Stated exercise >> Write out all the entries word for word and omit any pictures.

Dataset excerpt >>
######

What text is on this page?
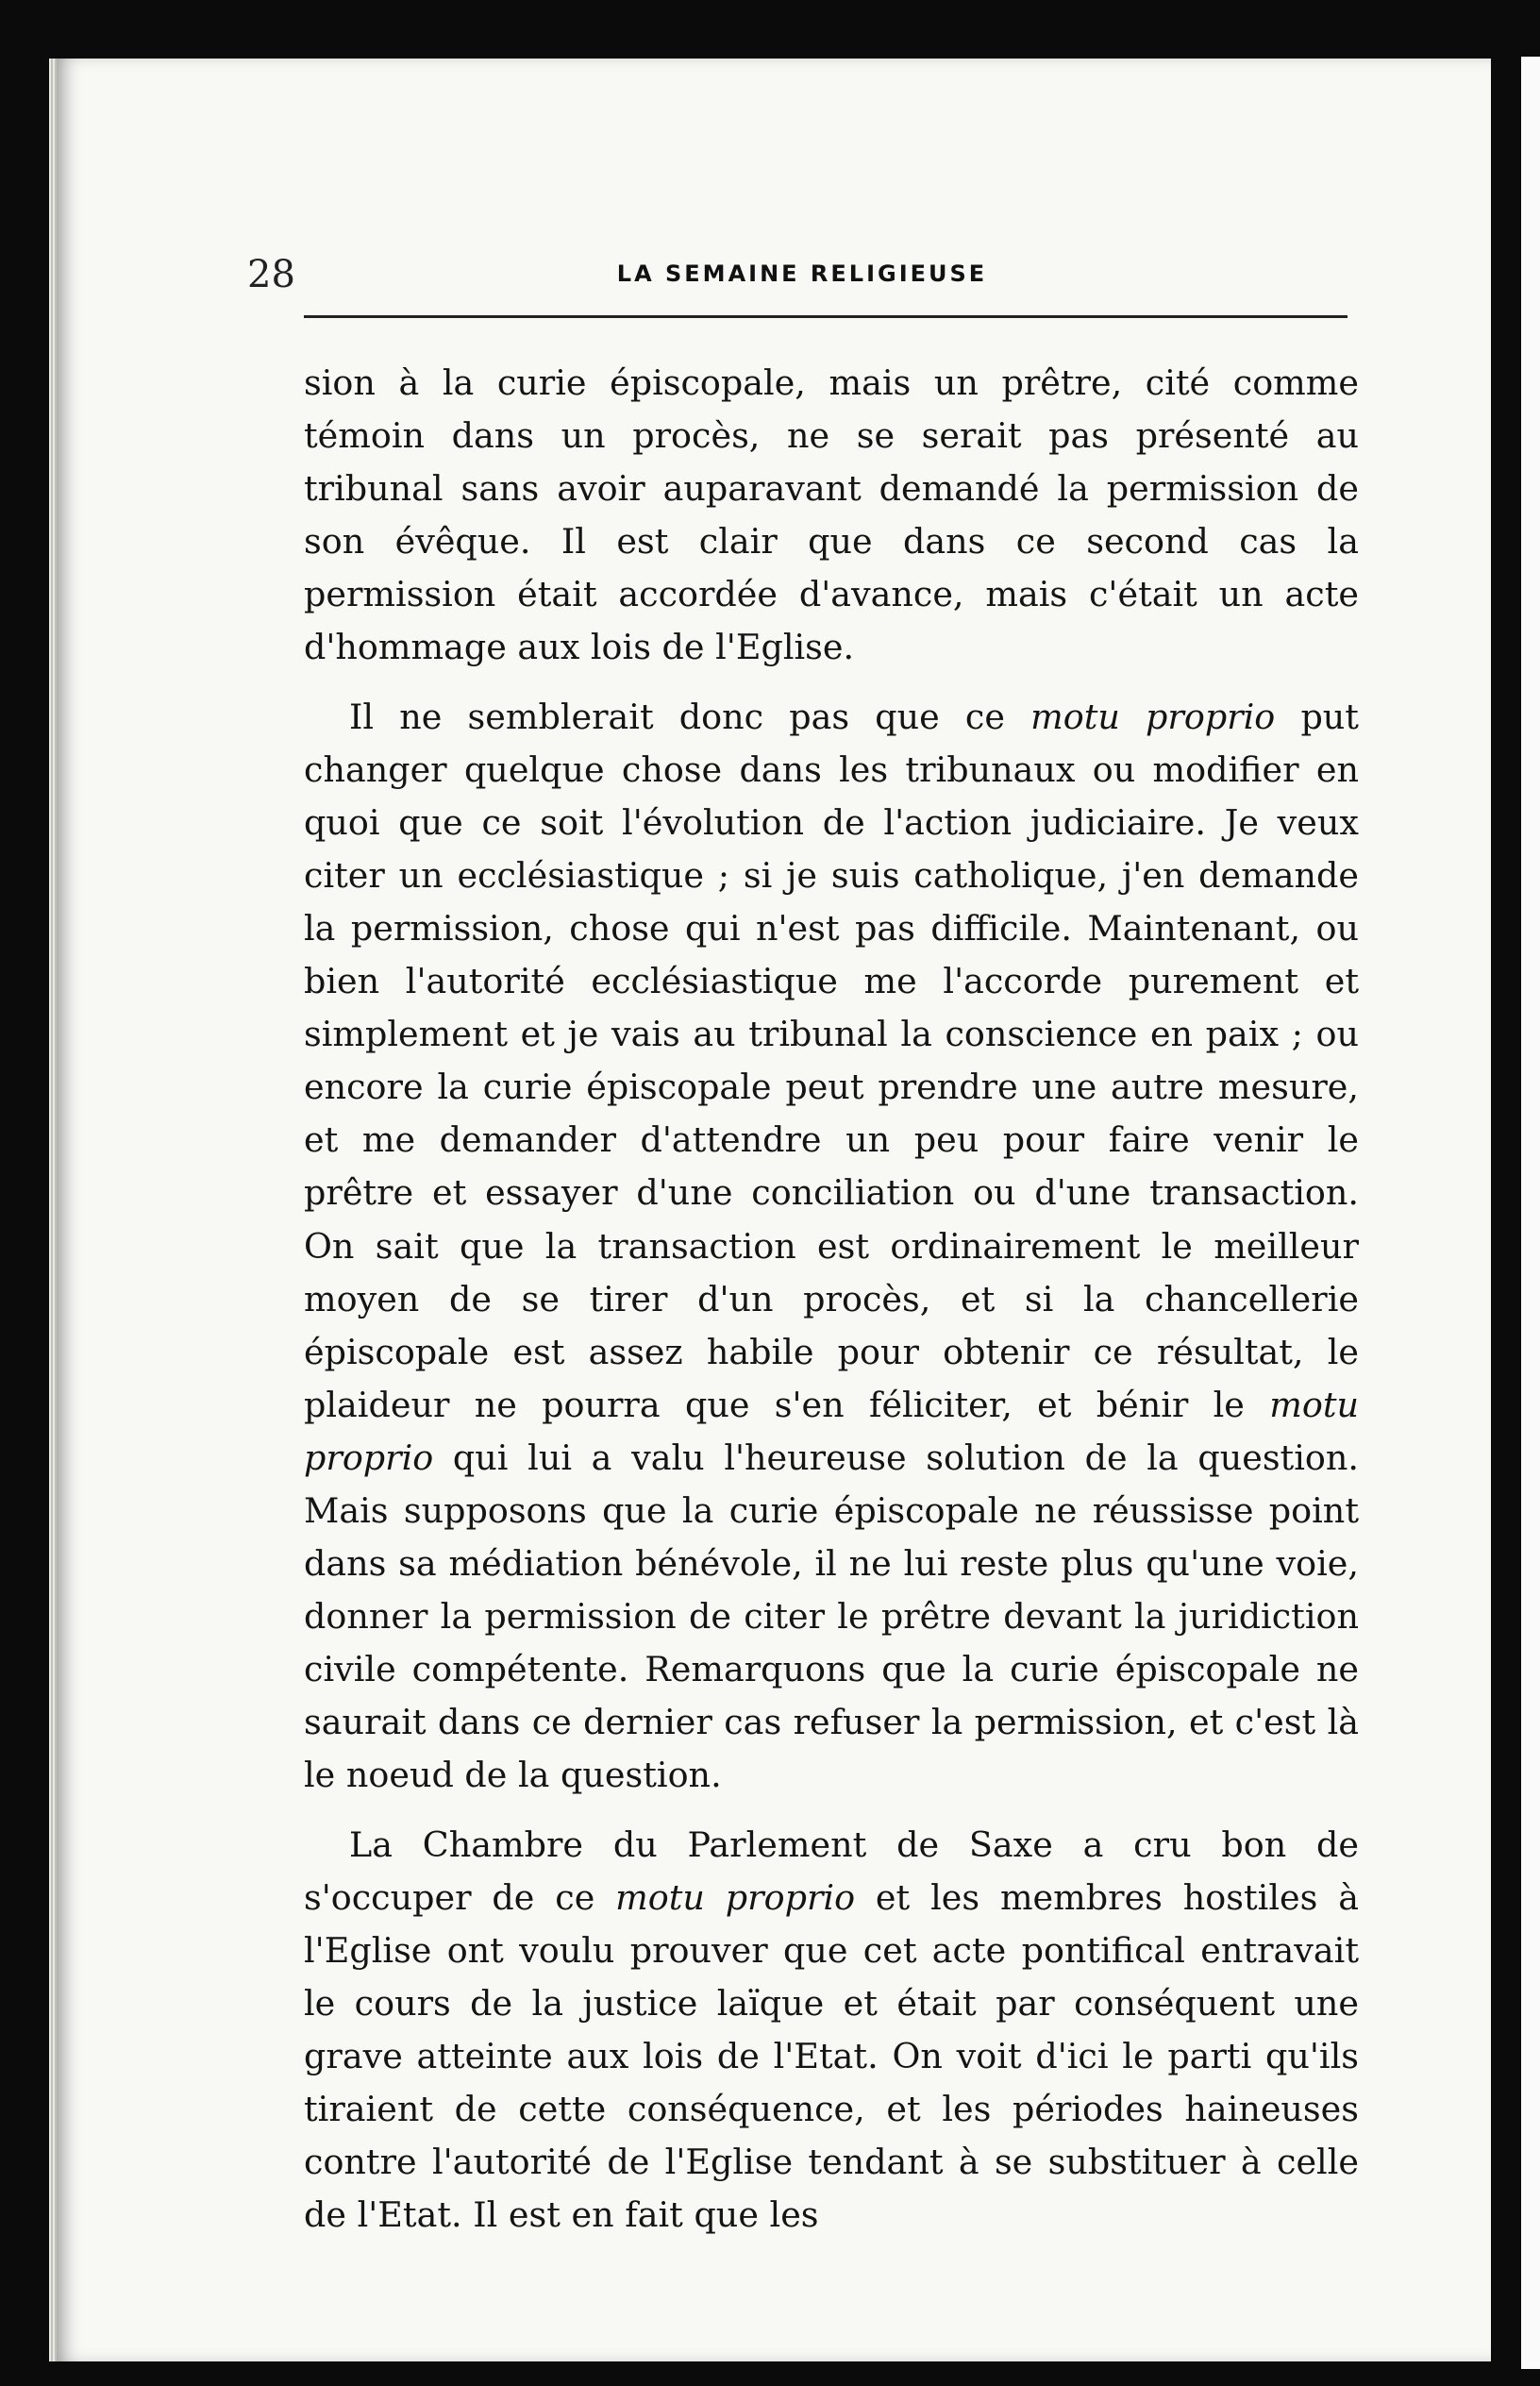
28	LA SEMAINE RELIGIEUSE

sion à la curie épiscopale, mais un prêtre, cité comme témoin dans un procès, ne se serait pas présenté au tribunal sans avoir auparavant demandé la permission de son évêque. Il est clair que dans ce second cas la permission était accordée d'avance, mais c'était un acte d'hommage aux lois de l'Eglise.

Il ne semblerait donc pas que ce motu proprio put changer quelque chose dans les tribunaux ou modifier en quoi que ce soit l'évolution de l'action judiciaire. Je veux citer un ecclésiastique ; si je suis catholique, j'en demande la permission, chose qui n'est pas difficile. Maintenant, ou bien l'autorité ecclésiastique me l'accorde purement et simplement et je vais au tribunal la conscience en paix ; ou encore la curie épiscopale peut prendre une autre mesure, et me demander d'attendre un peu pour faire venir le prêtre et essayer d'une conciliation ou d'une transaction. On sait que la transaction est ordinairement le meilleur moyen de se tirer d'un procès, et si la chancellerie épiscopale est assez habile pour obtenir ce résultat, le plaideur ne pourra que s'en féliciter, et bénir le motu proprio qui lui a valu l'heureuse solution de la question. Mais supposons que la curie épiscopale ne réussisse point dans sa médiation bénévole, il ne lui reste plus qu'une voie, donner la permission de citer le prêtre devant la juridiction civile compétente. Remarquons que la curie épiscopale ne saurait dans ce dernier cas refuser la permission, et c'est là le noeud de la question.

La Chambre du Parlement de Saxe a cru bon de s'occuper de ce motu proprio et les membres hostiles à l'Eglise ont voulu prouver que cet acte pontifical entravait le cours de la justice laïque et était par conséquent une grave atteinte aux lois de l'Etat. On voit d'ici le parti qu'ils tiraient de cette conséquence, et les périodes haineuses contre l'autorité de l'Eglise tendant à se substituer à celle de l'Etat. Il est en fait que les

######

Task solution >>
What text is on this page?
28	LA SEMAINE RELIGIEUSE

sion à la curie épiscopale, mais un prêtre, cité comme témoin dans un procès, ne se serait pas présenté au tribunal sans avoir auparavant demandé la permission de son évêque. Il est clair que dans ce second cas la permission était accordée d'avance, mais c'était un acte d'hommage aux lois de l'Eglise.

Il ne semblerait donc pas que ce motu proprio put changer quelque chose dans les tribunaux ou modifier en quoi que ce soit l'évolution de l'action judiciaire. Je veux citer un ecclésiastique ; si je suis catholique, j'en demande la permission, chose qui n'est pas difficile. Maintenant, ou bien l'autorité ecclésiastique me l'accorde purement et simplement et je vais au tribunal la conscience en paix ; ou encore la curie épiscopale peut prendre une autre mesure, et me demander d'attendre un peu pour faire venir le prêtre et essayer d'une conciliation ou d'une transaction. On sait que la transaction est ordinairement le meilleur moyen de se tirer d'un procès, et si la chancellerie épiscopale est assez habile pour obtenir ce résultat, le plaideur ne pourra que s'en féliciter, et bénir le motu proprio qui lui a valu l'heureuse solution de la question. Mais supposons que la curie épiscopale ne réussisse point dans sa médiation bénévole, il ne lui reste plus qu'une voie, donner la permission de citer le prêtre devant la juridiction civile compétente. Remarquons que la curie épiscopale ne saurait dans ce dernier cas refuser la permission, et c'est là le noeud de la question.

La Chambre du Parlement de Saxe a cru bon de s'occuper de ce motu proprio et les membres hostiles à l'Eglise ont voulu prouver que cet acte pontifical entravait le cours de la justice laïque et était par conséquent une grave atteinte aux lois de l'Etat. On voit d'ici le parti qu'ils tiraient de cette conséquence, et les périodes haineuses contre l'autorité de l'Eglise tendant à se substituer à celle de l'Etat. Il est en fait que les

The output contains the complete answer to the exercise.